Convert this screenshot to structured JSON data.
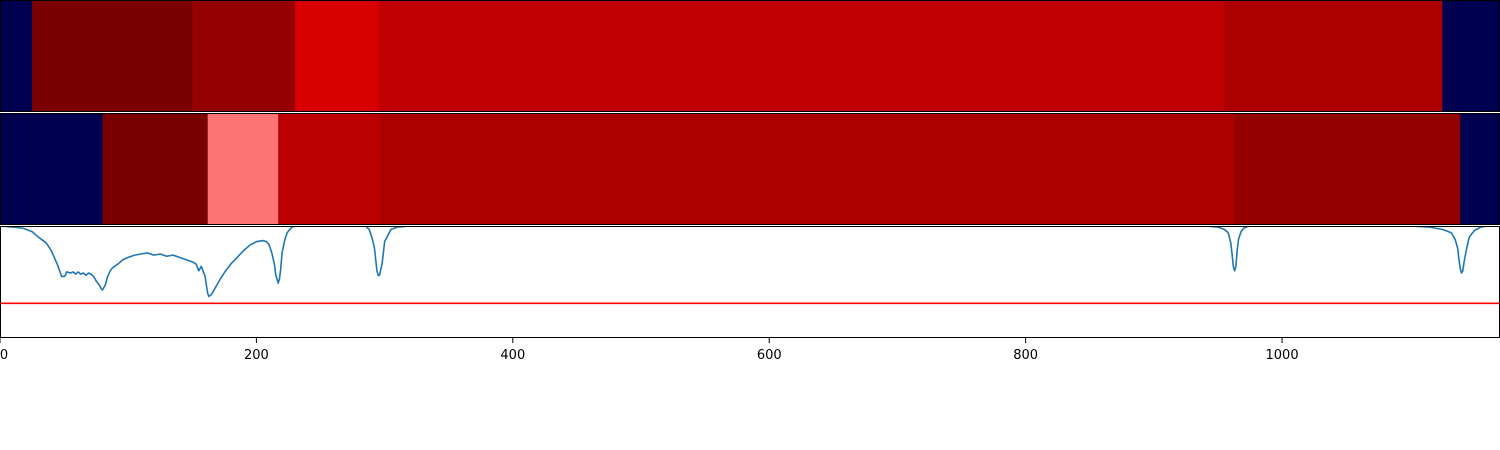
{
  "chart_data": [
    {
      "type": "heatmap",
      "row": 1,
      "segments": [
        {
          "start": 0,
          "end": 25,
          "color": "#000050"
        },
        {
          "start": 25,
          "end": 150,
          "color": "#7a0000"
        },
        {
          "start": 150,
          "end": 230,
          "color": "#950000"
        },
        {
          "start": 230,
          "end": 295,
          "color": "#d60000"
        },
        {
          "start": 295,
          "end": 955,
          "color": "#c00000"
        },
        {
          "start": 955,
          "end": 1125,
          "color": "#aa0000"
        },
        {
          "start": 1125,
          "end": 1170,
          "color": "#000050"
        }
      ],
      "xlim": [
        0,
        1170
      ]
    },
    {
      "type": "heatmap",
      "row": 2,
      "segments": [
        {
          "start": 0,
          "end": 80,
          "color": "#000050"
        },
        {
          "start": 80,
          "end": 162,
          "color": "#7a0000"
        },
        {
          "start": 162,
          "end": 217,
          "color": "#ff7575"
        },
        {
          "start": 217,
          "end": 297,
          "color": "#ba0000"
        },
        {
          "start": 297,
          "end": 963,
          "color": "#aa0000"
        },
        {
          "start": 963,
          "end": 1139,
          "color": "#920000"
        },
        {
          "start": 1139,
          "end": 1170,
          "color": "#000050"
        }
      ],
      "xlim": [
        0,
        1170
      ]
    },
    {
      "type": "line",
      "xlim": [
        0,
        1170
      ],
      "ylim": [
        0,
        1
      ],
      "grid": false,
      "x_ticks": [
        0,
        200,
        400,
        600,
        800,
        1000
      ],
      "tick_labels": [
        "0",
        "200",
        "400",
        "600",
        "800",
        "1000"
      ],
      "series": [
        {
          "color": "#1f77b4",
          "x": [
            0,
            10,
            18,
            25,
            30,
            36,
            40,
            45,
            48,
            50,
            51,
            52,
            55,
            57,
            59,
            61,
            63,
            65,
            67,
            69,
            71,
            73,
            75,
            77,
            79,
            80,
            82,
            84,
            86,
            88,
            92,
            96,
            100,
            105,
            110,
            115,
            120,
            125,
            130,
            135,
            140,
            145,
            150,
            153,
            155,
            157,
            159,
            160,
            161,
            162,
            163,
            165,
            168,
            172,
            176,
            180,
            185,
            190,
            195,
            200,
            205,
            208,
            210,
            212,
            214,
            215,
            216,
            217,
            218,
            219,
            220,
            222,
            224,
            226,
            228,
            230,
            235,
            240,
            260,
            285,
            288,
            290,
            292,
            294,
            295,
            296,
            298,
            300,
            305,
            310,
            320,
            340,
            940,
            950,
            955,
            958,
            960,
            961,
            962,
            963,
            964,
            965,
            966,
            968,
            970,
            972,
            975,
            980,
            1000,
            1100,
            1115,
            1125,
            1132,
            1135,
            1137,
            1138,
            1139,
            1140,
            1141,
            1142,
            1144,
            1146,
            1150,
            1155,
            1160,
            1165,
            1170
          ],
          "y": [
            1.0,
            0.99,
            0.98,
            0.95,
            0.9,
            0.85,
            0.78,
            0.65,
            0.55,
            0.55,
            0.56,
            0.59,
            0.58,
            0.59,
            0.57,
            0.59,
            0.57,
            0.58,
            0.56,
            0.58,
            0.57,
            0.55,
            0.51,
            0.48,
            0.44,
            0.43,
            0.47,
            0.55,
            0.6,
            0.63,
            0.66,
            0.7,
            0.72,
            0.74,
            0.75,
            0.76,
            0.74,
            0.75,
            0.73,
            0.74,
            0.72,
            0.7,
            0.68,
            0.66,
            0.6,
            0.64,
            0.58,
            0.55,
            0.47,
            0.4,
            0.37,
            0.39,
            0.45,
            0.53,
            0.6,
            0.66,
            0.72,
            0.78,
            0.83,
            0.86,
            0.87,
            0.86,
            0.83,
            0.76,
            0.66,
            0.57,
            0.53,
            0.49,
            0.53,
            0.62,
            0.76,
            0.87,
            0.94,
            0.97,
            0.99,
            1.0,
            1.0,
            1.0,
            1.0,
            1.0,
            0.97,
            0.9,
            0.81,
            0.6,
            0.56,
            0.56,
            0.66,
            0.86,
            0.97,
            0.99,
            1.0,
            1.0,
            1.0,
            0.99,
            0.97,
            0.94,
            0.85,
            0.75,
            0.64,
            0.6,
            0.64,
            0.78,
            0.88,
            0.95,
            0.98,
            0.99,
            1.0,
            1.0,
            1.0,
            1.0,
            0.99,
            0.97,
            0.94,
            0.88,
            0.8,
            0.7,
            0.62,
            0.58,
            0.6,
            0.68,
            0.8,
            0.9,
            0.96,
            0.99,
            1.0,
            1.0,
            1.0
          ]
        },
        {
          "color": "#ff0000",
          "x": [
            0,
            1170
          ],
          "y": [
            0.31,
            0.31
          ]
        }
      ]
    }
  ]
}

_What to do_. Repeat the records above verbatim, with no pictures in the result.

_Solution_.
Convert this screenshot to structured JSON data.
{
  "chart_data": [
    {
      "type": "heatmap",
      "row": 1,
      "segments": [
        {
          "start": 0,
          "end": 25,
          "color": "#000050"
        },
        {
          "start": 25,
          "end": 150,
          "color": "#7a0000"
        },
        {
          "start": 150,
          "end": 230,
          "color": "#950000"
        },
        {
          "start": 230,
          "end": 295,
          "color": "#d60000"
        },
        {
          "start": 295,
          "end": 955,
          "color": "#c00000"
        },
        {
          "start": 955,
          "end": 1125,
          "color": "#aa0000"
        },
        {
          "start": 1125,
          "end": 1170,
          "color": "#000050"
        }
      ],
      "xlim": [
        0,
        1170
      ]
    },
    {
      "type": "heatmap",
      "row": 2,
      "segments": [
        {
          "start": 0,
          "end": 80,
          "color": "#000050"
        },
        {
          "start": 80,
          "end": 162,
          "color": "#7a0000"
        },
        {
          "start": 162,
          "end": 217,
          "color": "#ff7575"
        },
        {
          "start": 217,
          "end": 297,
          "color": "#ba0000"
        },
        {
          "start": 297,
          "end": 963,
          "color": "#aa0000"
        },
        {
          "start": 963,
          "end": 1139,
          "color": "#920000"
        },
        {
          "start": 1139,
          "end": 1170,
          "color": "#000050"
        }
      ],
      "xlim": [
        0,
        1170
      ]
    },
    {
      "type": "line",
      "xlim": [
        0,
        1170
      ],
      "ylim": [
        0,
        1
      ],
      "grid": false,
      "x_ticks": [
        0,
        200,
        400,
        600,
        800,
        1000
      ],
      "tick_labels": [
        "0",
        "200",
        "400",
        "600",
        "800",
        "1000"
      ],
      "series": [
        {
          "color": "#1f77b4",
          "x": [
            0,
            10,
            18,
            25,
            30,
            36,
            40,
            45,
            48,
            50,
            51,
            52,
            55,
            57,
            59,
            61,
            63,
            65,
            67,
            69,
            71,
            73,
            75,
            77,
            79,
            80,
            82,
            84,
            86,
            88,
            92,
            96,
            100,
            105,
            110,
            115,
            120,
            125,
            130,
            135,
            140,
            145,
            150,
            153,
            155,
            157,
            159,
            160,
            161,
            162,
            163,
            165,
            168,
            172,
            176,
            180,
            185,
            190,
            195,
            200,
            205,
            208,
            210,
            212,
            214,
            215,
            216,
            217,
            218,
            219,
            220,
            222,
            224,
            226,
            228,
            230,
            235,
            240,
            260,
            285,
            288,
            290,
            292,
            294,
            295,
            296,
            298,
            300,
            305,
            310,
            320,
            340,
            940,
            950,
            955,
            958,
            960,
            961,
            962,
            963,
            964,
            965,
            966,
            968,
            970,
            972,
            975,
            980,
            1000,
            1100,
            1115,
            1125,
            1132,
            1135,
            1137,
            1138,
            1139,
            1140,
            1141,
            1142,
            1144,
            1146,
            1150,
            1155,
            1160,
            1165,
            1170
          ],
          "y": [
            1.0,
            0.99,
            0.98,
            0.95,
            0.9,
            0.85,
            0.78,
            0.65,
            0.55,
            0.55,
            0.56,
            0.59,
            0.58,
            0.59,
            0.57,
            0.59,
            0.57,
            0.58,
            0.56,
            0.58,
            0.57,
            0.55,
            0.51,
            0.48,
            0.44,
            0.43,
            0.47,
            0.55,
            0.6,
            0.63,
            0.66,
            0.7,
            0.72,
            0.74,
            0.75,
            0.76,
            0.74,
            0.75,
            0.73,
            0.74,
            0.72,
            0.7,
            0.68,
            0.66,
            0.6,
            0.64,
            0.58,
            0.55,
            0.47,
            0.4,
            0.37,
            0.39,
            0.45,
            0.53,
            0.6,
            0.66,
            0.72,
            0.78,
            0.83,
            0.86,
            0.87,
            0.86,
            0.83,
            0.76,
            0.66,
            0.57,
            0.53,
            0.49,
            0.53,
            0.62,
            0.76,
            0.87,
            0.94,
            0.97,
            0.99,
            1.0,
            1.0,
            1.0,
            1.0,
            1.0,
            0.97,
            0.9,
            0.81,
            0.6,
            0.56,
            0.56,
            0.66,
            0.86,
            0.97,
            0.99,
            1.0,
            1.0,
            1.0,
            0.99,
            0.97,
            0.94,
            0.85,
            0.75,
            0.64,
            0.6,
            0.64,
            0.78,
            0.88,
            0.95,
            0.98,
            0.99,
            1.0,
            1.0,
            1.0,
            1.0,
            0.99,
            0.97,
            0.94,
            0.88,
            0.8,
            0.7,
            0.62,
            0.58,
            0.6,
            0.68,
            0.8,
            0.9,
            0.96,
            0.99,
            1.0,
            1.0,
            1.0
          ]
        },
        {
          "color": "#ff0000",
          "x": [
            0,
            1170
          ],
          "y": [
            0.31,
            0.31
          ]
        }
      ]
    }
  ]
}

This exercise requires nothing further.